Stored data
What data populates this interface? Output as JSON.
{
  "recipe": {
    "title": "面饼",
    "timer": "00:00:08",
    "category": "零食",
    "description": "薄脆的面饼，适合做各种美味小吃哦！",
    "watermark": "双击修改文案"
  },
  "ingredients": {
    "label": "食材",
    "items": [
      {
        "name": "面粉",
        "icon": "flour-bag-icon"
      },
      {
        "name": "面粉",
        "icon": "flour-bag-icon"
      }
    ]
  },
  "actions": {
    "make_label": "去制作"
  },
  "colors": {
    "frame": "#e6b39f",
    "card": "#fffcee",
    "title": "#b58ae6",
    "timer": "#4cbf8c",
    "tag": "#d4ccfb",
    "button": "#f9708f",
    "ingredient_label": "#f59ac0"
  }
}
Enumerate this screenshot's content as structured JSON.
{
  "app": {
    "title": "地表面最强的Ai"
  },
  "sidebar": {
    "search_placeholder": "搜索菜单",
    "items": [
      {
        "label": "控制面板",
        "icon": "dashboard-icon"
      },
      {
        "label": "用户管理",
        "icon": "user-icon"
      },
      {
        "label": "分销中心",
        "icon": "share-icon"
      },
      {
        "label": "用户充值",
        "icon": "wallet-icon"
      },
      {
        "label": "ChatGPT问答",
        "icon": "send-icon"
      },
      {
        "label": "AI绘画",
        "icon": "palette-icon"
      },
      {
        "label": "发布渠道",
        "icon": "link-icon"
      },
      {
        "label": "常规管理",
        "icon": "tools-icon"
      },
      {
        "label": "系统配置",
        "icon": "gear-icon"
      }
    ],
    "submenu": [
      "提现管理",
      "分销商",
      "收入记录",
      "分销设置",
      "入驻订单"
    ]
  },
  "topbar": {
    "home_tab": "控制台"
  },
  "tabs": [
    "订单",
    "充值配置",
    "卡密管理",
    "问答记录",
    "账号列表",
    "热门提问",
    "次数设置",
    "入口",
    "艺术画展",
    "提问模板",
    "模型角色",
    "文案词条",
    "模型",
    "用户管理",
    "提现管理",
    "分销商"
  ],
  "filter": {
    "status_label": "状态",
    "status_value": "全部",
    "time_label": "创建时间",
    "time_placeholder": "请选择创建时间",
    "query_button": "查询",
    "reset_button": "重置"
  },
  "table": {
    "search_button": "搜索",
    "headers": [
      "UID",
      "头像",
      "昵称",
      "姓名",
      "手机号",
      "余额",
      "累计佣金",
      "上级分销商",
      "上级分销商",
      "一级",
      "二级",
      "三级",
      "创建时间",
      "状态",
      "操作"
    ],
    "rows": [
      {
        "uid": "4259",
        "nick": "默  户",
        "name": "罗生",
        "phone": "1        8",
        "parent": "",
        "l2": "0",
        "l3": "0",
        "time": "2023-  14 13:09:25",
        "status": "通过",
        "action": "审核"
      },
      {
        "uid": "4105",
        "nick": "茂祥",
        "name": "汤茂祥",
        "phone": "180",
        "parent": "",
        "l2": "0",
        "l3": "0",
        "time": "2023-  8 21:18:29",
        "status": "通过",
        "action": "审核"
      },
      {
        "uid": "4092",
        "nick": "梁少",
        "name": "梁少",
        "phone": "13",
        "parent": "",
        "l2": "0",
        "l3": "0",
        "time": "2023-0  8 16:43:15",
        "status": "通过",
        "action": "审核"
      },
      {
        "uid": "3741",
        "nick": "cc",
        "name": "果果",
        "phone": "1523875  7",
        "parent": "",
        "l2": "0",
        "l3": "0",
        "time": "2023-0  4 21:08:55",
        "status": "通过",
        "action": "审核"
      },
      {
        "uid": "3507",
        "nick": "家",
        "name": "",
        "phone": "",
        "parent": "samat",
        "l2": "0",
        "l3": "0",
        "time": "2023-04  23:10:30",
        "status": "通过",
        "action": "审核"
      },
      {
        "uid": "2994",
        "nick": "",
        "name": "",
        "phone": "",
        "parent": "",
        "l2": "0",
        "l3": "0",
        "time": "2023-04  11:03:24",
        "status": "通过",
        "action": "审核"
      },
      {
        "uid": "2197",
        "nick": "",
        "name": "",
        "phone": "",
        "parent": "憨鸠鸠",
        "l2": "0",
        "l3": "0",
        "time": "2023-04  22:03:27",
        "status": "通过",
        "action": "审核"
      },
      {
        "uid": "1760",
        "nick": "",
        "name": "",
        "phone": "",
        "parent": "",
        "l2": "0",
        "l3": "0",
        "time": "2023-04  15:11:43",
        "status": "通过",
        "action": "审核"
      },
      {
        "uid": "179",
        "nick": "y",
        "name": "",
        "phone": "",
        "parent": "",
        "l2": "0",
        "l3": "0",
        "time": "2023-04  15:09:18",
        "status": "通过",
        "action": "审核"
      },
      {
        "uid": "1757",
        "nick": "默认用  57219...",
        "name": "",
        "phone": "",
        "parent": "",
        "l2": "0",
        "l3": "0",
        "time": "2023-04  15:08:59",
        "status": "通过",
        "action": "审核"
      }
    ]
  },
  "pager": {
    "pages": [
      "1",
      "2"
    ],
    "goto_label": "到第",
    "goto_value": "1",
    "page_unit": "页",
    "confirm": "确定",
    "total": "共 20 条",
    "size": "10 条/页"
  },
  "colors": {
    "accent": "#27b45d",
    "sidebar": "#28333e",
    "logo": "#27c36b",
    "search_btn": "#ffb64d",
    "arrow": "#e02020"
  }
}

- REQUIRED WORK
Give the complete listing a second time, exactly as it reads.

- EXPECTED OUTPUT
What data populates this interface? Output as JSON.
{
  "recipe": {
    "title": "面饼",
    "timer": "00:00:08",
    "category": "零食",
    "description": "薄脆的面饼，适合做各种美味小吃哦！",
    "watermark": "双击修改文案"
  },
  "ingredients": {
    "label": "食材",
    "items": [
      {
        "name": "面粉",
        "icon": "flour-bag-icon"
      },
      {
        "name": "面粉",
        "icon": "flour-bag-icon"
      }
    ]
  },
  "actions": {
    "make_label": "去制作"
  },
  "colors": {
    "frame": "#e6b39f",
    "card": "#fffcee",
    "title": "#b58ae6",
    "timer": "#4cbf8c",
    "tag": "#d4ccfb",
    "button": "#f9708f",
    "ingredient_label": "#f59ac0"
  }
}
Enumerate this screenshot's content as structured JSON.
{
  "app": {
    "title": "地表面最强的Ai"
  },
  "sidebar": {
    "search_placeholder": "搜索菜单",
    "items": [
      {
        "label": "控制面板",
        "icon": "dashboard-icon"
      },
      {
        "label": "用户管理",
        "icon": "user-icon"
      },
      {
        "label": "分销中心",
        "icon": "share-icon"
      },
      {
        "label": "用户充值",
        "icon": "wallet-icon"
      },
      {
        "label": "ChatGPT问答",
        "icon": "send-icon"
      },
      {
        "label": "AI绘画",
        "icon": "palette-icon"
      },
      {
        "label": "发布渠道",
        "icon": "link-icon"
      },
      {
        "label": "常规管理",
        "icon": "tools-icon"
      },
      {
        "label": "系统配置",
        "icon": "gear-icon"
      }
    ],
    "submenu": [
      "提现管理",
      "分销商",
      "收入记录",
      "分销设置",
      "入驻订单"
    ]
  },
  "topbar": {
    "home_tab": "控制台"
  },
  "tabs": [
    "订单",
    "充值配置",
    "卡密管理",
    "问答记录",
    "账号列表",
    "热门提问",
    "次数设置",
    "入口",
    "艺术画展",
    "提问模板",
    "模型角色",
    "文案词条",
    "模型",
    "用户管理",
    "提现管理",
    "分销商"
  ],
  "filter": {
    "status_label": "状态",
    "status_value": "全部",
    "time_label": "创建时间",
    "time_placeholder": "请选择创建时间",
    "query_button": "查询",
    "reset_button": "重置"
  },
  "table": {
    "search_button": "搜索",
    "headers": [
      "UID",
      "头像",
      "昵称",
      "姓名",
      "手机号",
      "余额",
      "累计佣金",
      "上级分销商",
      "上级分销商",
      "一级",
      "二级",
      "三级",
      "创建时间",
      "状态",
      "操作"
    ],
    "rows": [
      {
        "uid": "4259",
        "nick": "默  户",
        "name": "罗生",
        "phone": "1        8",
        "parent": "",
        "l2": "0",
        "l3": "0",
        "time": "2023-  14 13:09:25",
        "status": "通过",
        "action": "审核"
      },
      {
        "uid": "4105",
        "nick": "茂祥",
        "name": "汤茂祥",
        "phone": "180",
        "parent": "",
        "l2": "0",
        "l3": "0",
        "time": "2023-  8 21:18:29",
        "status": "通过",
        "action": "审核"
      },
      {
        "uid": "4092",
        "nick": "梁少",
        "name": "梁少",
        "phone": "13",
        "parent": "",
        "l2": "0",
        "l3": "0",
        "time": "2023-0  8 16:43:15",
        "status": "通过",
        "action": "审核"
      },
      {
        "uid": "3741",
        "nick": "cc",
        "name": "果果",
        "phone": "1523875  7",
        "parent": "",
        "l2": "0",
        "l3": "0",
        "time": "2023-0  4 21:08:55",
        "status": "通过",
        "action": "审核"
      },
      {
        "uid": "3507",
        "nick": "家",
        "name": "",
        "phone": "",
        "parent": "samat",
        "l2": "0",
        "l3": "0",
        "time": "2023-04  23:10:30",
        "status": "通过",
        "action": "审核"
      },
      {
        "uid": "2994",
        "nick": "",
        "name": "",
        "phone": "",
        "parent": "",
        "l2": "0",
        "l3": "0",
        "time": "2023-04  11:03:24",
        "status": "通过",
        "action": "审核"
      },
      {
        "uid": "2197",
        "nick": "",
        "name": "",
        "phone": "",
        "parent": "憨鸠鸠",
        "l2": "0",
        "l3": "0",
        "time": "2023-04  22:03:27",
        "status": "通过",
        "action": "审核"
      },
      {
        "uid": "1760",
        "nick": "",
        "name": "",
        "phone": "",
        "parent": "",
        "l2": "0",
        "l3": "0",
        "time": "2023-04  15:11:43",
        "status": "通过",
        "action": "审核"
      },
      {
        "uid": "179",
        "nick": "y",
        "name": "",
        "phone": "",
        "parent": "",
        "l2": "0",
        "l3": "0",
        "time": "2023-04  15:09:18",
        "status": "通过",
        "action": "审核"
      },
      {
        "uid": "1757",
        "nick": "默认用  57219...",
        "name": "",
        "phone": "",
        "parent": "",
        "l2": "0",
        "l3": "0",
        "time": "2023-04  15:08:59",
        "status": "通过",
        "action": "审核"
      }
    ]
  },
  "pager": {
    "pages": [
      "1",
      "2"
    ],
    "goto_label": "到第",
    "goto_value": "1",
    "page_unit": "页",
    "confirm": "确定",
    "total": "共 20 条",
    "size": "10 条/页"
  },
  "colors": {
    "accent": "#27b45d",
    "sidebar": "#28333e",
    "logo": "#27c36b",
    "search_btn": "#ffb64d",
    "arrow": "#e02020"
  }
}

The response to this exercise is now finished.